── STORED DATA ──

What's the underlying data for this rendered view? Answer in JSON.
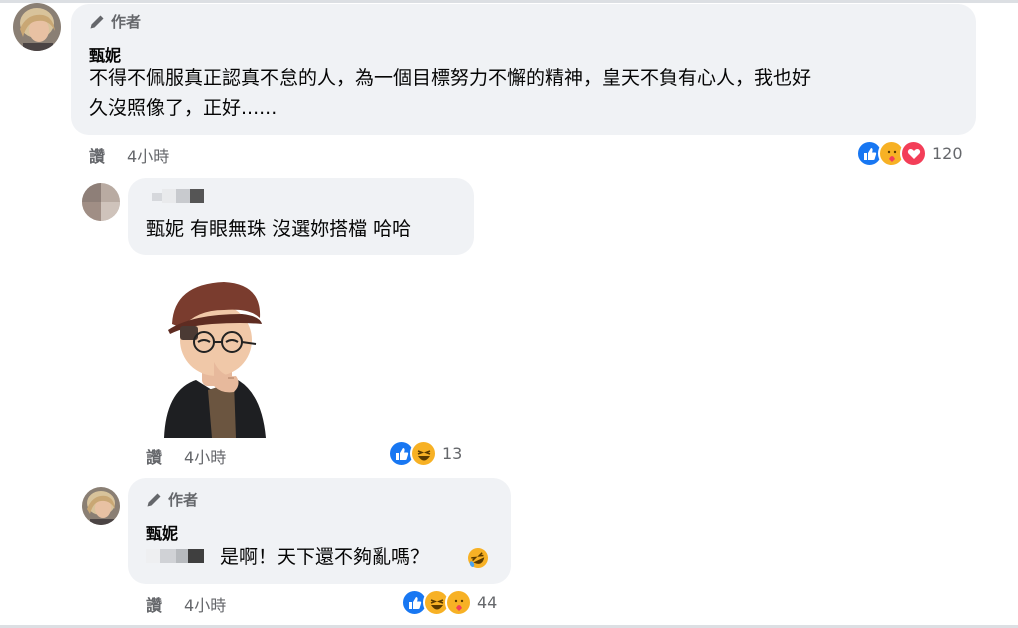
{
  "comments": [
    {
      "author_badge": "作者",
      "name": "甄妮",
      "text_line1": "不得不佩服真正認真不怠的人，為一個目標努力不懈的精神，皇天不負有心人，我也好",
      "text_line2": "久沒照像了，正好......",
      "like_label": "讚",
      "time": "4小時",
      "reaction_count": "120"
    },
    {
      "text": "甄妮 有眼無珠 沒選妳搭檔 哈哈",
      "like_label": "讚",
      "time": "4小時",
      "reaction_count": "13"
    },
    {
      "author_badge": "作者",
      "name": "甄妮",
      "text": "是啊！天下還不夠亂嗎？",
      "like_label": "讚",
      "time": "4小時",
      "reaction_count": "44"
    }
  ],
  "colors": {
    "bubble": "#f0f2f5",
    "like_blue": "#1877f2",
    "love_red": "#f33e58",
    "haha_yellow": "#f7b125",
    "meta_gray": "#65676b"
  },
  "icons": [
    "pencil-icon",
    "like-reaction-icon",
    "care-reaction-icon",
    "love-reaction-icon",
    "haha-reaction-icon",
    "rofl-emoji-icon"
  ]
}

───

_JOB:_ Reproduce the records, all of them, word for word; omit the pictures.

_ANSWER FOR THIS EXERCISE:_
What's the underlying data for this rendered view? Answer in JSON.
{
  "comments": [
    {
      "author_badge": "作者",
      "name": "甄妮",
      "text_line1": "不得不佩服真正認真不怠的人，為一個目標努力不懈的精神，皇天不負有心人，我也好",
      "text_line2": "久沒照像了，正好......",
      "like_label": "讚",
      "time": "4小時",
      "reaction_count": "120"
    },
    {
      "text": "甄妮 有眼無珠 沒選妳搭檔 哈哈",
      "like_label": "讚",
      "time": "4小時",
      "reaction_count": "13"
    },
    {
      "author_badge": "作者",
      "name": "甄妮",
      "text": "是啊！天下還不夠亂嗎？",
      "like_label": "讚",
      "time": "4小時",
      "reaction_count": "44"
    }
  ],
  "colors": {
    "bubble": "#f0f2f5",
    "like_blue": "#1877f2",
    "love_red": "#f33e58",
    "haha_yellow": "#f7b125",
    "meta_gray": "#65676b"
  },
  "icons": [
    "pencil-icon",
    "like-reaction-icon",
    "care-reaction-icon",
    "love-reaction-icon",
    "haha-reaction-icon",
    "rofl-emoji-icon"
  ]
}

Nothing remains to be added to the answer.